◆ **Required action**
Below are some entries; reproduce them exactly and leave every picture out.

◆ **Dataset entries on figures**
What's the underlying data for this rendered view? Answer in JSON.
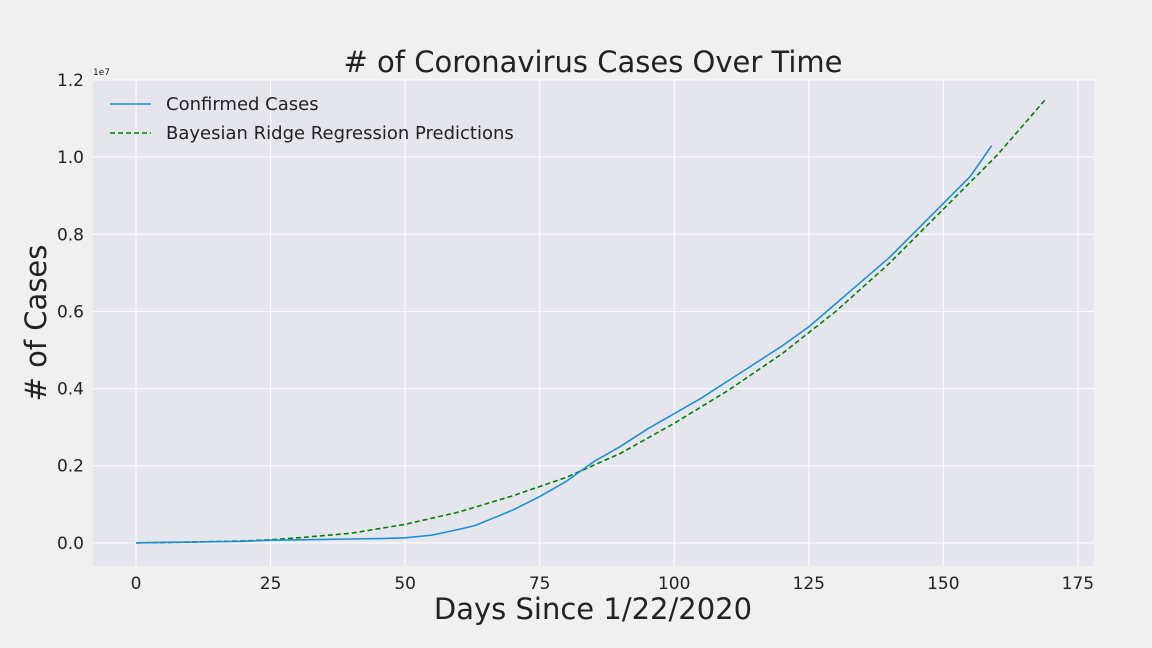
{
  "chart_data": {
    "type": "line",
    "title": "# of Coronavirus Cases Over Time",
    "xlabel": "Days Since 1/22/2020",
    "ylabel": "# of Cases",
    "y_offset_label": "1e7",
    "xlim": [
      -8,
      178
    ],
    "ylim": [
      -0.06,
      1.2
    ],
    "x_ticks": [
      0,
      25,
      50,
      75,
      100,
      125,
      150,
      175
    ],
    "x_tick_labels": [
      "0",
      "25",
      "50",
      "75",
      "100",
      "125",
      "150",
      "175"
    ],
    "y_ticks": [
      0.0,
      0.2,
      0.4,
      0.6,
      0.8,
      1.0,
      1.2
    ],
    "y_tick_labels": [
      "0.0",
      "0.2",
      "0.4",
      "0.6",
      "0.8",
      "1.0",
      "1.2"
    ],
    "grid": true,
    "legend_position": "top-left",
    "series": [
      {
        "name": "Confirmed Cases",
        "color": "#1a8fd1",
        "style": "solid",
        "points": [
          [
            0,
            0.0
          ],
          [
            10,
            0.002
          ],
          [
            20,
            0.004
          ],
          [
            25,
            0.007
          ],
          [
            30,
            0.008
          ],
          [
            40,
            0.01
          ],
          [
            45,
            0.011
          ],
          [
            50,
            0.013
          ],
          [
            55,
            0.02
          ],
          [
            60,
            0.035
          ],
          [
            63,
            0.045
          ],
          [
            66,
            0.062
          ],
          [
            70,
            0.085
          ],
          [
            75,
            0.12
          ],
          [
            80,
            0.16
          ],
          [
            85,
            0.21
          ],
          [
            90,
            0.25
          ],
          [
            95,
            0.295
          ],
          [
            100,
            0.335
          ],
          [
            105,
            0.375
          ],
          [
            110,
            0.42
          ],
          [
            115,
            0.465
          ],
          [
            120,
            0.51
          ],
          [
            125,
            0.56
          ],
          [
            130,
            0.62
          ],
          [
            135,
            0.68
          ],
          [
            140,
            0.74
          ],
          [
            145,
            0.81
          ],
          [
            150,
            0.88
          ],
          [
            155,
            0.95
          ],
          [
            159,
            1.03
          ]
        ]
      },
      {
        "name": "Bayesian Ridge Regression Predictions",
        "color": "#008000",
        "style": "dashed",
        "points": [
          [
            0,
            0.0
          ],
          [
            10,
            0.002
          ],
          [
            20,
            0.005
          ],
          [
            25,
            0.008
          ],
          [
            30,
            0.013
          ],
          [
            40,
            0.025
          ],
          [
            50,
            0.048
          ],
          [
            60,
            0.08
          ],
          [
            70,
            0.122
          ],
          [
            80,
            0.17
          ],
          [
            90,
            0.232
          ],
          [
            100,
            0.31
          ],
          [
            110,
            0.395
          ],
          [
            120,
            0.49
          ],
          [
            130,
            0.6
          ],
          [
            140,
            0.725
          ],
          [
            150,
            0.865
          ],
          [
            160,
            1.005
          ],
          [
            169,
            1.15
          ]
        ]
      }
    ]
  }
}
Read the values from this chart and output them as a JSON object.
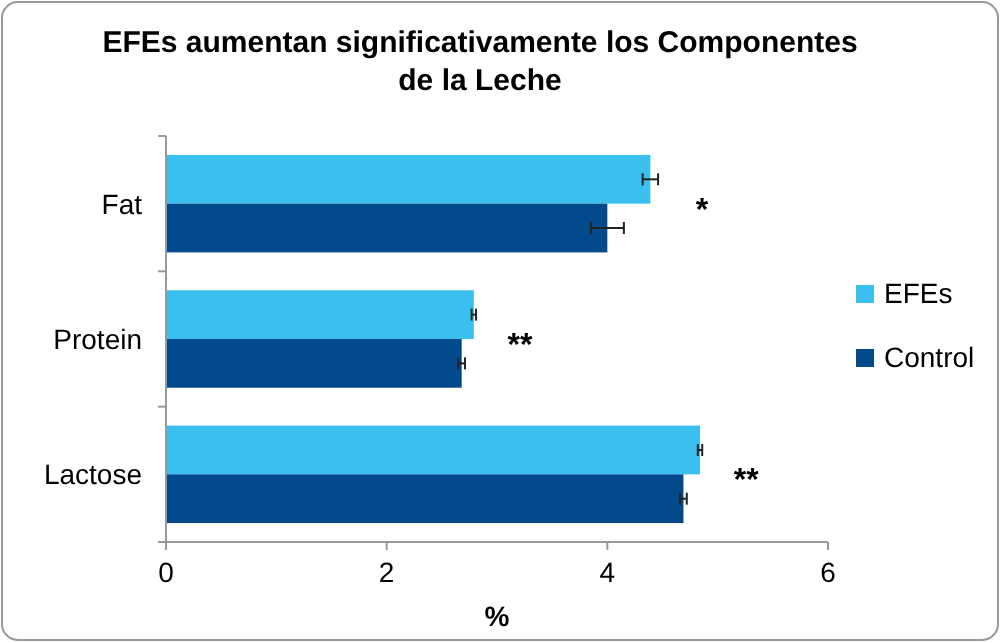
{
  "chart_data": {
    "type": "bar",
    "orientation": "horizontal",
    "title": "EFEs aumentan significativamente los Componentes de la Leche",
    "xlabel": "%",
    "categories": [
      "Fat",
      "Protein",
      "Lactose"
    ],
    "series": [
      {
        "name": "EFEs",
        "color": "#3bbfef",
        "values": [
          4.39,
          2.79,
          4.84
        ],
        "errors": [
          0.07,
          0.02,
          0.02
        ]
      },
      {
        "name": "Control",
        "color": "#034a8c",
        "values": [
          4.0,
          2.68,
          4.69
        ],
        "errors": [
          0.15,
          0.03,
          0.03
        ]
      }
    ],
    "xlim": [
      0,
      6
    ],
    "xticks": [
      0,
      2,
      4,
      6
    ],
    "legend": "right",
    "grid": false,
    "annotations": [
      "*",
      "**",
      "**"
    ]
  }
}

◆ **Problem solution**
What's the underlying data for this rendered view? Answer in JSON.
{
  "chart_data": {
    "type": "line",
    "title": "# of Coronavirus Cases Over Time",
    "xlabel": "Days Since 1/22/2020",
    "ylabel": "# of Cases",
    "y_offset_label": "1e7",
    "xlim": [
      -8,
      178
    ],
    "ylim": [
      -0.06,
      1.2
    ],
    "x_ticks": [
      0,
      25,
      50,
      75,
      100,
      125,
      150,
      175
    ],
    "x_tick_labels": [
      "0",
      "25",
      "50",
      "75",
      "100",
      "125",
      "150",
      "175"
    ],
    "y_ticks": [
      0.0,
      0.2,
      0.4,
      0.6,
      0.8,
      1.0,
      1.2
    ],
    "y_tick_labels": [
      "0.0",
      "0.2",
      "0.4",
      "0.6",
      "0.8",
      "1.0",
      "1.2"
    ],
    "grid": true,
    "legend_position": "top-left",
    "series": [
      {
        "name": "Confirmed Cases",
        "color": "#1a8fd1",
        "style": "solid",
        "points": [
          [
            0,
            0.0
          ],
          [
            10,
            0.002
          ],
          [
            20,
            0.004
          ],
          [
            25,
            0.007
          ],
          [
            30,
            0.008
          ],
          [
            40,
            0.01
          ],
          [
            45,
            0.011
          ],
          [
            50,
            0.013
          ],
          [
            55,
            0.02
          ],
          [
            60,
            0.035
          ],
          [
            63,
            0.045
          ],
          [
            66,
            0.062
          ],
          [
            70,
            0.085
          ],
          [
            75,
            0.12
          ],
          [
            80,
            0.16
          ],
          [
            85,
            0.21
          ],
          [
            90,
            0.25
          ],
          [
            95,
            0.295
          ],
          [
            100,
            0.335
          ],
          [
            105,
            0.375
          ],
          [
            110,
            0.42
          ],
          [
            115,
            0.465
          ],
          [
            120,
            0.51
          ],
          [
            125,
            0.56
          ],
          [
            130,
            0.62
          ],
          [
            135,
            0.68
          ],
          [
            140,
            0.74
          ],
          [
            145,
            0.81
          ],
          [
            150,
            0.88
          ],
          [
            155,
            0.95
          ],
          [
            159,
            1.03
          ]
        ]
      },
      {
        "name": "Bayesian Ridge Regression Predictions",
        "color": "#008000",
        "style": "dashed",
        "points": [
          [
            0,
            0.0
          ],
          [
            10,
            0.002
          ],
          [
            20,
            0.005
          ],
          [
            25,
            0.008
          ],
          [
            30,
            0.013
          ],
          [
            40,
            0.025
          ],
          [
            50,
            0.048
          ],
          [
            60,
            0.08
          ],
          [
            70,
            0.122
          ],
          [
            80,
            0.17
          ],
          [
            90,
            0.232
          ],
          [
            100,
            0.31
          ],
          [
            110,
            0.395
          ],
          [
            120,
            0.49
          ],
          [
            130,
            0.6
          ],
          [
            140,
            0.725
          ],
          [
            150,
            0.865
          ],
          [
            160,
            1.005
          ],
          [
            169,
            1.15
          ]
        ]
      }
    ]
  }
}
Read the values from this chart and output them as a JSON object.
{
  "chart_data": {
    "type": "bar",
    "orientation": "horizontal",
    "title": "EFEs aumentan significativamente los Componentes de la Leche",
    "xlabel": "%",
    "categories": [
      "Fat",
      "Protein",
      "Lactose"
    ],
    "series": [
      {
        "name": "EFEs",
        "color": "#3bbfef",
        "values": [
          4.39,
          2.79,
          4.84
        ],
        "errors": [
          0.07,
          0.02,
          0.02
        ]
      },
      {
        "name": "Control",
        "color": "#034a8c",
        "values": [
          4.0,
          2.68,
          4.69
        ],
        "errors": [
          0.15,
          0.03,
          0.03
        ]
      }
    ],
    "xlim": [
      0,
      6
    ],
    "xticks": [
      0,
      2,
      4,
      6
    ],
    "legend": "right",
    "grid": false,
    "annotations": [
      "*",
      "**",
      "**"
    ]
  }
}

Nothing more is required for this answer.